━━ MATERIAL FOR THE TASK ━━
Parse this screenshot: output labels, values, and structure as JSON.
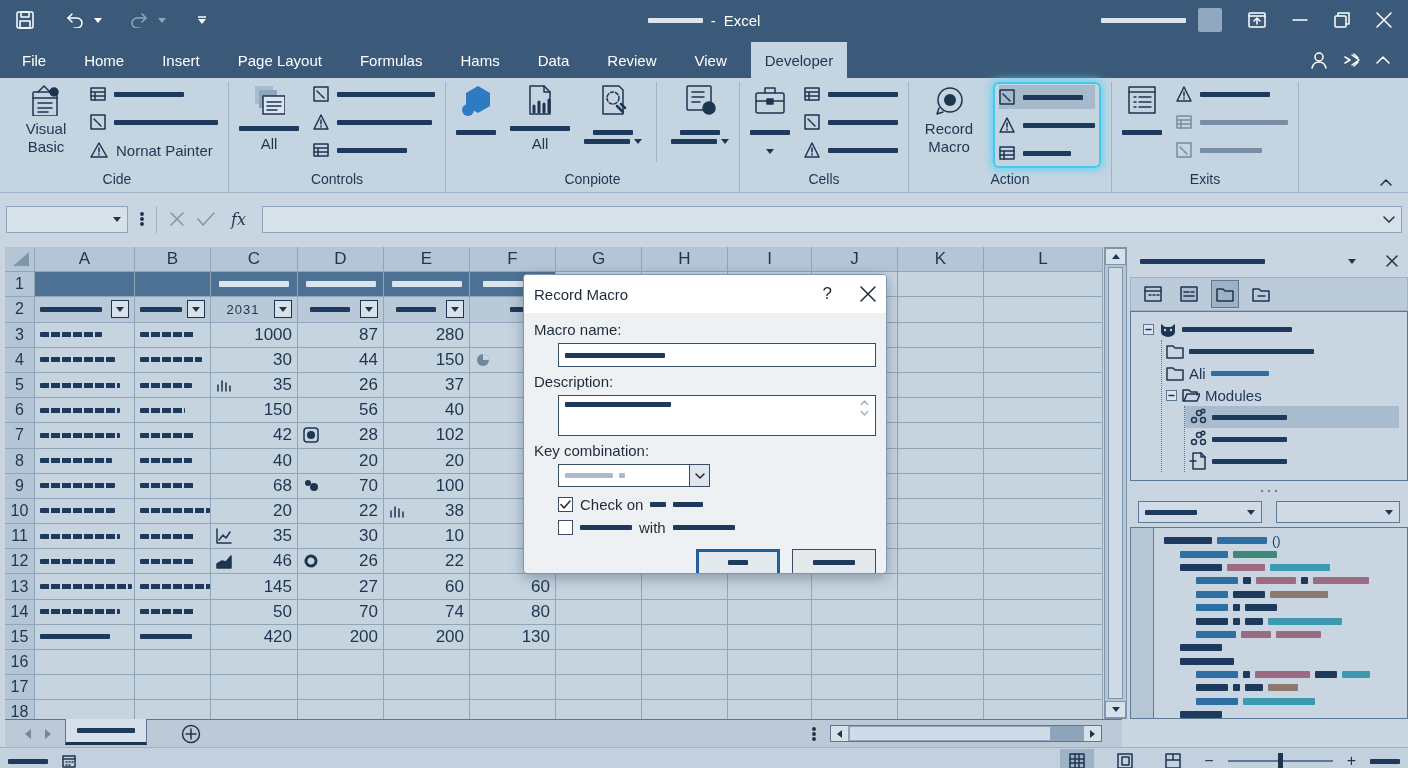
{
  "window": {
    "title_separator": "-",
    "title": "Excel"
  },
  "tabs": [
    {
      "label": "File",
      "selected": false
    },
    {
      "label": "Home",
      "selected": false
    },
    {
      "label": "Insert",
      "selected": false
    },
    {
      "label": "Page Layout",
      "selected": false
    },
    {
      "label": "Formulas",
      "selected": false
    },
    {
      "label": "Hams",
      "selected": false
    },
    {
      "label": "Data",
      "selected": false
    },
    {
      "label": "Review",
      "selected": false
    },
    {
      "label": "View",
      "selected": false
    },
    {
      "label": "Developer",
      "selected": true
    }
  ],
  "ribbon": {
    "groups": [
      {
        "label": "Cide",
        "highlighted": false,
        "items": [
          {
            "kind": "large",
            "label": "Visual Basic"
          },
          {
            "kind": "small-bar"
          },
          {
            "kind": "small-bar"
          },
          {
            "kind": "small",
            "label": "Nornat Painter"
          }
        ]
      },
      {
        "label": "Controls",
        "highlighted": false,
        "items": [
          {
            "kind": "large-bar-label",
            "label": "All"
          },
          {
            "kind": "small-bar"
          },
          {
            "kind": "small-bar"
          },
          {
            "kind": "small-bar"
          }
        ]
      },
      {
        "label": "Conpiote",
        "highlighted": false,
        "items": [
          {
            "kind": "large-bar"
          },
          {
            "kind": "large-bar-label",
            "label": "All"
          },
          {
            "kind": "large-bar-caret"
          },
          {
            "kind": "separator"
          },
          {
            "kind": "large-bar-caret"
          }
        ]
      },
      {
        "label": "Cells",
        "highlighted": false,
        "items": [
          {
            "kind": "large-caret"
          },
          {
            "kind": "small-bar"
          },
          {
            "kind": "small-bar"
          },
          {
            "kind": "small-bar"
          }
        ]
      },
      {
        "label": "Action",
        "highlighted": true,
        "items": [
          {
            "kind": "large",
            "label": "Record Macro"
          },
          {
            "kind": "small-bar"
          },
          {
            "kind": "small-bar"
          },
          {
            "kind": "small-bar"
          }
        ]
      },
      {
        "label": "Exits",
        "highlighted": false,
        "items": [
          {
            "kind": "large-bar"
          },
          {
            "kind": "small-bar",
            "disabled": false
          },
          {
            "kind": "small-bar",
            "disabled": true
          },
          {
            "kind": "small-bar",
            "disabled": true
          }
        ]
      }
    ]
  },
  "formula_bar": {
    "function_label": "fx"
  },
  "sheet": {
    "columns": [
      "A",
      "B",
      "C",
      "D",
      "E",
      "F",
      "G",
      "H",
      "I",
      "J",
      "K",
      "L"
    ],
    "rows": [
      {
        "number": "1",
        "kind": "header"
      },
      {
        "number": "2",
        "kind": "filter",
        "cells": [
          {
            "kind": "bar",
            "filter": true
          },
          {
            "kind": "bar",
            "filter": true
          },
          {
            "kind": "text",
            "text": "2031",
            "filter": true
          },
          {
            "kind": "bar",
            "filter": true
          },
          {
            "kind": "bar",
            "filter": true
          },
          {
            "kind": "bar",
            "filter": false
          }
        ]
      },
      {
        "number": "3",
        "kind": "data",
        "values": [
          "1000",
          "87",
          "280"
        ]
      },
      {
        "number": "4",
        "kind": "data",
        "values": [
          "30",
          "44",
          "150"
        ]
      },
      {
        "number": "5",
        "kind": "data",
        "values": [
          "35",
          "26",
          "37"
        ]
      },
      {
        "number": "6",
        "kind": "data",
        "values": [
          "150",
          "56",
          "40"
        ]
      },
      {
        "number": "7",
        "kind": "data",
        "values": [
          "42",
          "28",
          "102"
        ]
      },
      {
        "number": "8",
        "kind": "data",
        "values": [
          "40",
          "20",
          "20"
        ]
      },
      {
        "number": "9",
        "kind": "data",
        "values": [
          "68",
          "70",
          "100"
        ]
      },
      {
        "number": "10",
        "kind": "data",
        "values": [
          "20",
          "22",
          "38"
        ]
      },
      {
        "number": "11",
        "kind": "data",
        "values": [
          "35",
          "30",
          "10"
        ]
      },
      {
        "number": "12",
        "kind": "data",
        "values": [
          "46",
          "26",
          "22"
        ]
      },
      {
        "number": "13",
        "kind": "data",
        "values": [
          "145",
          "27",
          "60",
          "60"
        ]
      },
      {
        "number": "14",
        "kind": "data",
        "values": [
          "50",
          "70",
          "74",
          "80"
        ]
      },
      {
        "number": "15",
        "kind": "total",
        "values": [
          "420",
          "200",
          "200",
          "130"
        ]
      },
      {
        "number": "16",
        "kind": "empty"
      },
      {
        "number": "17",
        "kind": "empty"
      },
      {
        "number": "18",
        "kind": "empty"
      }
    ]
  },
  "sheet_tabs": [
    {
      "selected": true
    }
  ],
  "dialog": {
    "title": "Record Macro",
    "help": "?",
    "fields": [
      {
        "kind": "text",
        "label": "Macro name:"
      },
      {
        "kind": "textarea",
        "label": "Description:"
      },
      {
        "kind": "dropdown",
        "label": "Key combination:"
      }
    ],
    "options": [
      {
        "kind": "label-first",
        "label": "Check on",
        "checked": true
      },
      {
        "kind": "label-middle",
        "label": "with",
        "checked": false
      }
    ],
    "buttons": [
      {
        "focused": true
      },
      {
        "focused": false
      }
    ]
  },
  "explorer": {
    "toolbar": [
      {
        "selected": false
      },
      {
        "selected": false
      },
      {
        "selected": true
      },
      {
        "selected": false
      }
    ],
    "tree": [
      {
        "kind": "project",
        "expanded": true,
        "children": [
          {
            "kind": "folder"
          },
          {
            "kind": "folder",
            "label": "Ali"
          },
          {
            "kind": "folder",
            "label": "Modules",
            "expanded": true,
            "children": [
              {
                "kind": "module",
                "selected": true
              },
              {
                "kind": "module",
                "selected": false
              },
              {
                "kind": "class",
                "selected": false
              }
            ]
          }
        ]
      }
    ],
    "code_editor": {
      "signature_suffix": "()"
    }
  },
  "status_bar": {
    "views": [
      {
        "selected": true
      },
      {
        "selected": false
      },
      {
        "selected": false
      }
    ],
    "zoom": {
      "minus": "−",
      "plus": "+",
      "level": 0.5
    }
  }
}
━━━
> [WHAT YOU HAVE TO DO]:
Write every record out again exactly; no pictures belong in the copy.

> [ANSWER BELOW]:
Parse this screenshot: output labels, values, and structure as JSON.
{
  "window": {
    "title_separator": "-",
    "title": "Excel"
  },
  "tabs": [
    {
      "label": "File",
      "selected": false
    },
    {
      "label": "Home",
      "selected": false
    },
    {
      "label": "Insert",
      "selected": false
    },
    {
      "label": "Page Layout",
      "selected": false
    },
    {
      "label": "Formulas",
      "selected": false
    },
    {
      "label": "Hams",
      "selected": false
    },
    {
      "label": "Data",
      "selected": false
    },
    {
      "label": "Review",
      "selected": false
    },
    {
      "label": "View",
      "selected": false
    },
    {
      "label": "Developer",
      "selected": true
    }
  ],
  "ribbon": {
    "groups": [
      {
        "label": "Cide",
        "highlighted": false,
        "items": [
          {
            "kind": "large",
            "label": "Visual Basic"
          },
          {
            "kind": "small-bar"
          },
          {
            "kind": "small-bar"
          },
          {
            "kind": "small",
            "label": "Nornat Painter"
          }
        ]
      },
      {
        "label": "Controls",
        "highlighted": false,
        "items": [
          {
            "kind": "large-bar-label",
            "label": "All"
          },
          {
            "kind": "small-bar"
          },
          {
            "kind": "small-bar"
          },
          {
            "kind": "small-bar"
          }
        ]
      },
      {
        "label": "Conpiote",
        "highlighted": false,
        "items": [
          {
            "kind": "large-bar"
          },
          {
            "kind": "large-bar-label",
            "label": "All"
          },
          {
            "kind": "large-bar-caret"
          },
          {
            "kind": "separator"
          },
          {
            "kind": "large-bar-caret"
          }
        ]
      },
      {
        "label": "Cells",
        "highlighted": false,
        "items": [
          {
            "kind": "large-caret"
          },
          {
            "kind": "small-bar"
          },
          {
            "kind": "small-bar"
          },
          {
            "kind": "small-bar"
          }
        ]
      },
      {
        "label": "Action",
        "highlighted": true,
        "items": [
          {
            "kind": "large",
            "label": "Record Macro"
          },
          {
            "kind": "small-bar"
          },
          {
            "kind": "small-bar"
          },
          {
            "kind": "small-bar"
          }
        ]
      },
      {
        "label": "Exits",
        "highlighted": false,
        "items": [
          {
            "kind": "large-bar"
          },
          {
            "kind": "small-bar",
            "disabled": false
          },
          {
            "kind": "small-bar",
            "disabled": true
          },
          {
            "kind": "small-bar",
            "disabled": true
          }
        ]
      }
    ]
  },
  "formula_bar": {
    "function_label": "fx"
  },
  "sheet": {
    "columns": [
      "A",
      "B",
      "C",
      "D",
      "E",
      "F",
      "G",
      "H",
      "I",
      "J",
      "K",
      "L"
    ],
    "rows": [
      {
        "number": "1",
        "kind": "header"
      },
      {
        "number": "2",
        "kind": "filter",
        "cells": [
          {
            "kind": "bar",
            "filter": true
          },
          {
            "kind": "bar",
            "filter": true
          },
          {
            "kind": "text",
            "text": "2031",
            "filter": true
          },
          {
            "kind": "bar",
            "filter": true
          },
          {
            "kind": "bar",
            "filter": true
          },
          {
            "kind": "bar",
            "filter": false
          }
        ]
      },
      {
        "number": "3",
        "kind": "data",
        "values": [
          "1000",
          "87",
          "280"
        ]
      },
      {
        "number": "4",
        "kind": "data",
        "values": [
          "30",
          "44",
          "150"
        ]
      },
      {
        "number": "5",
        "kind": "data",
        "values": [
          "35",
          "26",
          "37"
        ]
      },
      {
        "number": "6",
        "kind": "data",
        "values": [
          "150",
          "56",
          "40"
        ]
      },
      {
        "number": "7",
        "kind": "data",
        "values": [
          "42",
          "28",
          "102"
        ]
      },
      {
        "number": "8",
        "kind": "data",
        "values": [
          "40",
          "20",
          "20"
        ]
      },
      {
        "number": "9",
        "kind": "data",
        "values": [
          "68",
          "70",
          "100"
        ]
      },
      {
        "number": "10",
        "kind": "data",
        "values": [
          "20",
          "22",
          "38"
        ]
      },
      {
        "number": "11",
        "kind": "data",
        "values": [
          "35",
          "30",
          "10"
        ]
      },
      {
        "number": "12",
        "kind": "data",
        "values": [
          "46",
          "26",
          "22"
        ]
      },
      {
        "number": "13",
        "kind": "data",
        "values": [
          "145",
          "27",
          "60",
          "60"
        ]
      },
      {
        "number": "14",
        "kind": "data",
        "values": [
          "50",
          "70",
          "74",
          "80"
        ]
      },
      {
        "number": "15",
        "kind": "total",
        "values": [
          "420",
          "200",
          "200",
          "130"
        ]
      },
      {
        "number": "16",
        "kind": "empty"
      },
      {
        "number": "17",
        "kind": "empty"
      },
      {
        "number": "18",
        "kind": "empty"
      }
    ]
  },
  "sheet_tabs": [
    {
      "selected": true
    }
  ],
  "dialog": {
    "title": "Record Macro",
    "help": "?",
    "fields": [
      {
        "kind": "text",
        "label": "Macro name:"
      },
      {
        "kind": "textarea",
        "label": "Description:"
      },
      {
        "kind": "dropdown",
        "label": "Key combination:"
      }
    ],
    "options": [
      {
        "kind": "label-first",
        "label": "Check on",
        "checked": true
      },
      {
        "kind": "label-middle",
        "label": "with",
        "checked": false
      }
    ],
    "buttons": [
      {
        "focused": true
      },
      {
        "focused": false
      }
    ]
  },
  "explorer": {
    "toolbar": [
      {
        "selected": false
      },
      {
        "selected": false
      },
      {
        "selected": true
      },
      {
        "selected": false
      }
    ],
    "tree": [
      {
        "kind": "project",
        "expanded": true,
        "children": [
          {
            "kind": "folder"
          },
          {
            "kind": "folder",
            "label": "Ali"
          },
          {
            "kind": "folder",
            "label": "Modules",
            "expanded": true,
            "children": [
              {
                "kind": "module",
                "selected": true
              },
              {
                "kind": "module",
                "selected": false
              },
              {
                "kind": "class",
                "selected": false
              }
            ]
          }
        ]
      }
    ],
    "code_editor": {
      "signature_suffix": "()"
    }
  },
  "status_bar": {
    "views": [
      {
        "selected": true
      },
      {
        "selected": false
      },
      {
        "selected": false
      }
    ],
    "zoom": {
      "minus": "−",
      "plus": "+",
      "level": 0.5
    }
  }
}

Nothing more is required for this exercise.